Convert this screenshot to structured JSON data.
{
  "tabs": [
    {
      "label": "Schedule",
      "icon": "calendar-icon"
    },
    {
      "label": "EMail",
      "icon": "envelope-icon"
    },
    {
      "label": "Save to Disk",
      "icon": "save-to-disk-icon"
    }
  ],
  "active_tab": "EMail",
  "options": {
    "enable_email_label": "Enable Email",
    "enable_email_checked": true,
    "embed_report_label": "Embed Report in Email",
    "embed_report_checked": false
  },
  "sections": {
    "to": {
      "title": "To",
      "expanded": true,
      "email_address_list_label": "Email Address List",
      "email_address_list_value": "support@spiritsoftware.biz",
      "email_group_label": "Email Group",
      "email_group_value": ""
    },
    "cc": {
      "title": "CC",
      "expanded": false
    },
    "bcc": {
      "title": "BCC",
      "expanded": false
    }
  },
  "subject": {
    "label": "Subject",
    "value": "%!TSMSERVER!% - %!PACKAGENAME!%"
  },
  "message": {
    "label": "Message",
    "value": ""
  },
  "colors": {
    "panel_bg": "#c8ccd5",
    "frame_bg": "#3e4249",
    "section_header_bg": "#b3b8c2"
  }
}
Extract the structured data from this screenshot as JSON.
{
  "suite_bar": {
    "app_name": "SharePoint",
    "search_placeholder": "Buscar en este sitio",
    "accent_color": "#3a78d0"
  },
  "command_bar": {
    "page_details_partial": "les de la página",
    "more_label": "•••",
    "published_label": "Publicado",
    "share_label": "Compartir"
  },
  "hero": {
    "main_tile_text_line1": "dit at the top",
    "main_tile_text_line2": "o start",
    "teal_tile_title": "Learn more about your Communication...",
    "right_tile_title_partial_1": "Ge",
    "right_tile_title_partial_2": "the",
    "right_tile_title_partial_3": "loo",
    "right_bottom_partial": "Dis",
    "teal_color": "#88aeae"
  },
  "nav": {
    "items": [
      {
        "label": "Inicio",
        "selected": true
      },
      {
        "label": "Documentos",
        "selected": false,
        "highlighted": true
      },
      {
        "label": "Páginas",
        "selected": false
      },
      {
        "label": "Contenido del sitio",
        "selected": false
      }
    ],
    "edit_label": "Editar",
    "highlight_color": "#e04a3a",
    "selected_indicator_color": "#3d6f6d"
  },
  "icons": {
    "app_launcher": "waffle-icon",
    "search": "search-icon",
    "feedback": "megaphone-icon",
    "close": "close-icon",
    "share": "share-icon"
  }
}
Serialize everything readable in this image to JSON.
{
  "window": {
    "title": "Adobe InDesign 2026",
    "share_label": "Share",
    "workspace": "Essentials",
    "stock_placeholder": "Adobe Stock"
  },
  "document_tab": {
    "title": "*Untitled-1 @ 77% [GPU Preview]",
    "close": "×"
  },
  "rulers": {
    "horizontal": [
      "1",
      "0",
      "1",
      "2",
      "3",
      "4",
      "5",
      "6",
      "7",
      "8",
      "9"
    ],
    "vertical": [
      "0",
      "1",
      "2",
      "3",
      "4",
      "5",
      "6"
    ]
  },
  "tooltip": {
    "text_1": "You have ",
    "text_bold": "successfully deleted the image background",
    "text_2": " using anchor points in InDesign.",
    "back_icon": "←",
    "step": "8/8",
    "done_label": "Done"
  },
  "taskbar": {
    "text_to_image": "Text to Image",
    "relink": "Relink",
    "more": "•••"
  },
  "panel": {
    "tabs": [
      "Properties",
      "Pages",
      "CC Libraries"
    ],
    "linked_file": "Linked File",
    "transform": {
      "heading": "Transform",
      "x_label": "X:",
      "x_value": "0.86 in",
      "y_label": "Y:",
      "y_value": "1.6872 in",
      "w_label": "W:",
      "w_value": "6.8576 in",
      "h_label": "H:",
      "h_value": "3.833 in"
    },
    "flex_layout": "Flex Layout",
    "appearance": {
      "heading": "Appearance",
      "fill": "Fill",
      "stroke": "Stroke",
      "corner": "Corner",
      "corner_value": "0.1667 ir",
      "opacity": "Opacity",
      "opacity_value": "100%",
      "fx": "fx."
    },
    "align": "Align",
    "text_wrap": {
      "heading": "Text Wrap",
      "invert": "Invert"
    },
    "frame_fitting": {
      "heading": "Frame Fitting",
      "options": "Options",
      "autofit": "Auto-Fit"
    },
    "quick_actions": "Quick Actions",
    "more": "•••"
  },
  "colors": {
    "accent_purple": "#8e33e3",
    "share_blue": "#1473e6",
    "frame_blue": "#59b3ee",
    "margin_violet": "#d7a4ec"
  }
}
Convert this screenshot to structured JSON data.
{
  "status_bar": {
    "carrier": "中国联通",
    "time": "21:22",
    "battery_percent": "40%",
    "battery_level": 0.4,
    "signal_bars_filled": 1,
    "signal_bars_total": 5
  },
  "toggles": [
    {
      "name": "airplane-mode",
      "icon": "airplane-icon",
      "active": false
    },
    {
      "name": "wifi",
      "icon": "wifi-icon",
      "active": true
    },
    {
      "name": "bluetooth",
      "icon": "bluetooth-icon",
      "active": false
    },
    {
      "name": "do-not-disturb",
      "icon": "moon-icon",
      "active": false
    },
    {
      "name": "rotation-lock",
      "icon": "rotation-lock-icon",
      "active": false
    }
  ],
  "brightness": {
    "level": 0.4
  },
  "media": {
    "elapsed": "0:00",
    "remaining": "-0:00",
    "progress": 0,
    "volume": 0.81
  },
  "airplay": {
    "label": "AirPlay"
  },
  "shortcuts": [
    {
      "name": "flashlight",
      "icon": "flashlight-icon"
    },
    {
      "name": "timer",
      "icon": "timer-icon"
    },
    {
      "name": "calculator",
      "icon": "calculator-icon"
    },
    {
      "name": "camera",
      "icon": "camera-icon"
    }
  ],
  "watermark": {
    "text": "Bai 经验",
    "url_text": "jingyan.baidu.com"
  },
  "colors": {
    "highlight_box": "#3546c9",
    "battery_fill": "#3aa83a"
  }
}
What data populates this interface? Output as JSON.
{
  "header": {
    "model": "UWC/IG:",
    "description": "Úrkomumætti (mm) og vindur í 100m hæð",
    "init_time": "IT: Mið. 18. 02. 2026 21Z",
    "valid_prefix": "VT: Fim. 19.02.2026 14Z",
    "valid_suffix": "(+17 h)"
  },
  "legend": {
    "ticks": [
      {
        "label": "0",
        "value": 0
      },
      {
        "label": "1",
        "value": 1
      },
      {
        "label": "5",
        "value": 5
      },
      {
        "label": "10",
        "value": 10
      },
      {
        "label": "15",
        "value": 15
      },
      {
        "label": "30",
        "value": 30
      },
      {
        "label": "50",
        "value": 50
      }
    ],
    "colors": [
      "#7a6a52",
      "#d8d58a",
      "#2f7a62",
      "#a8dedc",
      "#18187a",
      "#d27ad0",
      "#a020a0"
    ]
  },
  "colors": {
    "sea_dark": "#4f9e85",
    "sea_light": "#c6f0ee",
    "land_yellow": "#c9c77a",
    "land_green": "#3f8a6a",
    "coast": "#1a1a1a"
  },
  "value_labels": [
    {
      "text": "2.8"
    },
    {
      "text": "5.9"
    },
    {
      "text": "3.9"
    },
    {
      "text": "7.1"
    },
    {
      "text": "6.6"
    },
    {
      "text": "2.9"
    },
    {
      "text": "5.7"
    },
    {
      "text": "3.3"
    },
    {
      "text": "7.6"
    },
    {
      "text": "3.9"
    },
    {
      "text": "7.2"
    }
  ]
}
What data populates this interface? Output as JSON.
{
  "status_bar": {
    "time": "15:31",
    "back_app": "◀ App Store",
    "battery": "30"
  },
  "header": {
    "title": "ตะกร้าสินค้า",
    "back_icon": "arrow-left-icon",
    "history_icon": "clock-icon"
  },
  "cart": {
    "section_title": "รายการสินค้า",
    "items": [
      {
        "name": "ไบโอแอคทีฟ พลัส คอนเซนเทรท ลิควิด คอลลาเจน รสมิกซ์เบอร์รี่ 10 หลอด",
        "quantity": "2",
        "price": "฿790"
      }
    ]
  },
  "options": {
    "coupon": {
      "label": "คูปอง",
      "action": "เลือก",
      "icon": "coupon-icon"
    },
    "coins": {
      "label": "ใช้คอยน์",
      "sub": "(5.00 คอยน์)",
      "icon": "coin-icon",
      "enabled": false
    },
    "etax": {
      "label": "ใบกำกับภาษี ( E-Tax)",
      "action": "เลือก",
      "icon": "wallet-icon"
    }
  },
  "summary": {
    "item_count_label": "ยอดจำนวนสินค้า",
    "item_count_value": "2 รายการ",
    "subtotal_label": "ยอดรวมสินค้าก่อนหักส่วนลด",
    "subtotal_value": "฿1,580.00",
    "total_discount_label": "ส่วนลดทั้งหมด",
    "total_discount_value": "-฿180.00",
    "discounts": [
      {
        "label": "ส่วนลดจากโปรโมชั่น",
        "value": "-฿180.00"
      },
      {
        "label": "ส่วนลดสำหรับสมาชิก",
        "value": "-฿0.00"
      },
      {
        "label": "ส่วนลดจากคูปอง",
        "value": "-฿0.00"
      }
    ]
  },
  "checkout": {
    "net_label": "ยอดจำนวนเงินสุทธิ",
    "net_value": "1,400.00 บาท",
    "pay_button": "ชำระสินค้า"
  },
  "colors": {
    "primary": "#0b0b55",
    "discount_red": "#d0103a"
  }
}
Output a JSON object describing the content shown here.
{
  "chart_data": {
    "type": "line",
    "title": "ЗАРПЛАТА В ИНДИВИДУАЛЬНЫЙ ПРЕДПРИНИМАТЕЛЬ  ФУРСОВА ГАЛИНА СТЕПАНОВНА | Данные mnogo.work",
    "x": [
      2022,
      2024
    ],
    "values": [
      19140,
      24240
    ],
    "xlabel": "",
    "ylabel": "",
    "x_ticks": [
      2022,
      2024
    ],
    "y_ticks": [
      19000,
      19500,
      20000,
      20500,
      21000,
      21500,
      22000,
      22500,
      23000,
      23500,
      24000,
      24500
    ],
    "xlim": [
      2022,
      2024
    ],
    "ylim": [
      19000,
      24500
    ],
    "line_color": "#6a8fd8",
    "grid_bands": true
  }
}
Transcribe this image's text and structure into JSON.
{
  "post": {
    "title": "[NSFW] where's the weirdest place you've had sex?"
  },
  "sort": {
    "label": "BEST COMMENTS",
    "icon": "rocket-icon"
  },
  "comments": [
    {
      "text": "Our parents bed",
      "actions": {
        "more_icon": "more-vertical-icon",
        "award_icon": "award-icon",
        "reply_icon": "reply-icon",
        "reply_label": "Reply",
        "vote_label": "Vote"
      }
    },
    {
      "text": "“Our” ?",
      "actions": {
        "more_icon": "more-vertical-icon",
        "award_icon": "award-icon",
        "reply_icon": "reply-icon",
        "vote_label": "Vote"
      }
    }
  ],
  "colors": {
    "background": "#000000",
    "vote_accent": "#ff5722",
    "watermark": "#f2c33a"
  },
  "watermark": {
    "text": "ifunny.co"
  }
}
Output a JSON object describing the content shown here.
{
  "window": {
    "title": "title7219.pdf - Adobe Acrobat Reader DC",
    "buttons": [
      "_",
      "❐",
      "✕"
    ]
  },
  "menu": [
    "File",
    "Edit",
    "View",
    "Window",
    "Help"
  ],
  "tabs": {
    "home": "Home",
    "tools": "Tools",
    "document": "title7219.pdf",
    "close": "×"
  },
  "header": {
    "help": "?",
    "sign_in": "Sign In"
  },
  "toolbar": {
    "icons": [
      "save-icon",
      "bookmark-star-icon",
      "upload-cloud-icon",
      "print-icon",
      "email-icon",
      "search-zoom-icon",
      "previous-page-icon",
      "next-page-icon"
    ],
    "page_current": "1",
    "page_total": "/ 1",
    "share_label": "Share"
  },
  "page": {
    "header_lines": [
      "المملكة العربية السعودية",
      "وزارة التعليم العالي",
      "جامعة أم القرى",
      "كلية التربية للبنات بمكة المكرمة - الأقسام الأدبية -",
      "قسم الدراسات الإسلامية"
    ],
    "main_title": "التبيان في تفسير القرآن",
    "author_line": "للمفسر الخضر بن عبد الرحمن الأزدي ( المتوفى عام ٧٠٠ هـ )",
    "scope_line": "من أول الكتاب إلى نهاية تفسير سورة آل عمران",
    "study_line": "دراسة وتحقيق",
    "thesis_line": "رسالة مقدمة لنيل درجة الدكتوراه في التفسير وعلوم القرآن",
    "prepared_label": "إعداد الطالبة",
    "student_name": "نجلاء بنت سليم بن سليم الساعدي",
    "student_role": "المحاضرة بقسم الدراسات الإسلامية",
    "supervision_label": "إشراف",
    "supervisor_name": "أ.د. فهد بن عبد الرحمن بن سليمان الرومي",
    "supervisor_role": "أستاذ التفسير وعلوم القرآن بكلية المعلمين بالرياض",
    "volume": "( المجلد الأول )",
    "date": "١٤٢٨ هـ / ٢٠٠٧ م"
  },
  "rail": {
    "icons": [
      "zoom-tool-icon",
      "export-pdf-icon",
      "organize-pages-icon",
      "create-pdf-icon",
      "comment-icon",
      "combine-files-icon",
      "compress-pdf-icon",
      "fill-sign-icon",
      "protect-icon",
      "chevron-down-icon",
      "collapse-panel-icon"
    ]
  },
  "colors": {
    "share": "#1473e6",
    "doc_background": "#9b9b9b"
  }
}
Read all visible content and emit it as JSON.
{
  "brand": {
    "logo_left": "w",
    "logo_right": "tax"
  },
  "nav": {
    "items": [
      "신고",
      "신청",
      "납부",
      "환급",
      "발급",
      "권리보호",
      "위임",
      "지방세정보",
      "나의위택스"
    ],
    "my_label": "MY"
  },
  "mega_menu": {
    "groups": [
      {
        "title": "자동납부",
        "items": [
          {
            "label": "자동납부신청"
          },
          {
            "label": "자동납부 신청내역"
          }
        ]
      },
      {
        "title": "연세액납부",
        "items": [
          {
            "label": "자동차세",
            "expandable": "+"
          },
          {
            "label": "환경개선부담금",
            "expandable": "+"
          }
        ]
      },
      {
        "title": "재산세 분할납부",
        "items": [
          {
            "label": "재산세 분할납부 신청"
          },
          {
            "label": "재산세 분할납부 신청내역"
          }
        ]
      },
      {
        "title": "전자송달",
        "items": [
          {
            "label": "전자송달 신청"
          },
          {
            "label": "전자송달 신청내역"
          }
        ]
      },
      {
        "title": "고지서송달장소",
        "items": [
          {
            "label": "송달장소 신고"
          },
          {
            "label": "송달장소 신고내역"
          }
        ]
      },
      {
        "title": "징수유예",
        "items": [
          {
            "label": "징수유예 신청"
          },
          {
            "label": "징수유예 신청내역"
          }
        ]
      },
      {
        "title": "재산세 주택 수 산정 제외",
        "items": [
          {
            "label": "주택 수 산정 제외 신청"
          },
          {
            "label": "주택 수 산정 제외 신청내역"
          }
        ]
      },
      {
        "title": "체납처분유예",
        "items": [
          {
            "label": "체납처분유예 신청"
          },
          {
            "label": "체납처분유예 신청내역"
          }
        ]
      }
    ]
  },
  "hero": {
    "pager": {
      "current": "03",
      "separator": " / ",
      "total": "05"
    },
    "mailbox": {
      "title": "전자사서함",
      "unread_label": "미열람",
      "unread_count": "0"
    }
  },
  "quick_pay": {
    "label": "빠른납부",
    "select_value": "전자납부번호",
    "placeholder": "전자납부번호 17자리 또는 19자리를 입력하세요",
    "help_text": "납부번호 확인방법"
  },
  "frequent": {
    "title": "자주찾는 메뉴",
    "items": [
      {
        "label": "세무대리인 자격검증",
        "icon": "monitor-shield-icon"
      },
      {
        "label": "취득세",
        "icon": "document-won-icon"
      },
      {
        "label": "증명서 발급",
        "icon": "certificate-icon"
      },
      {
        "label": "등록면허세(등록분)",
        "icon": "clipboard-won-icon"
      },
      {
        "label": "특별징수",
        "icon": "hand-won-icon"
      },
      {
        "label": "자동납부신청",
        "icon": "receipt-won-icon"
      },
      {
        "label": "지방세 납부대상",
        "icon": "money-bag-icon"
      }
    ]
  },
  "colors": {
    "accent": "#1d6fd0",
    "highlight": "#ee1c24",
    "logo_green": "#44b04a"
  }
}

* **Given request**
Out of the preceding entries, pull every line containing the string "true".

* **Solution below**
    "enable_email_checked": true,
      "expanded": true,
        "selected": true
        "highlighted": true
      "active": true
    "grid_bands": true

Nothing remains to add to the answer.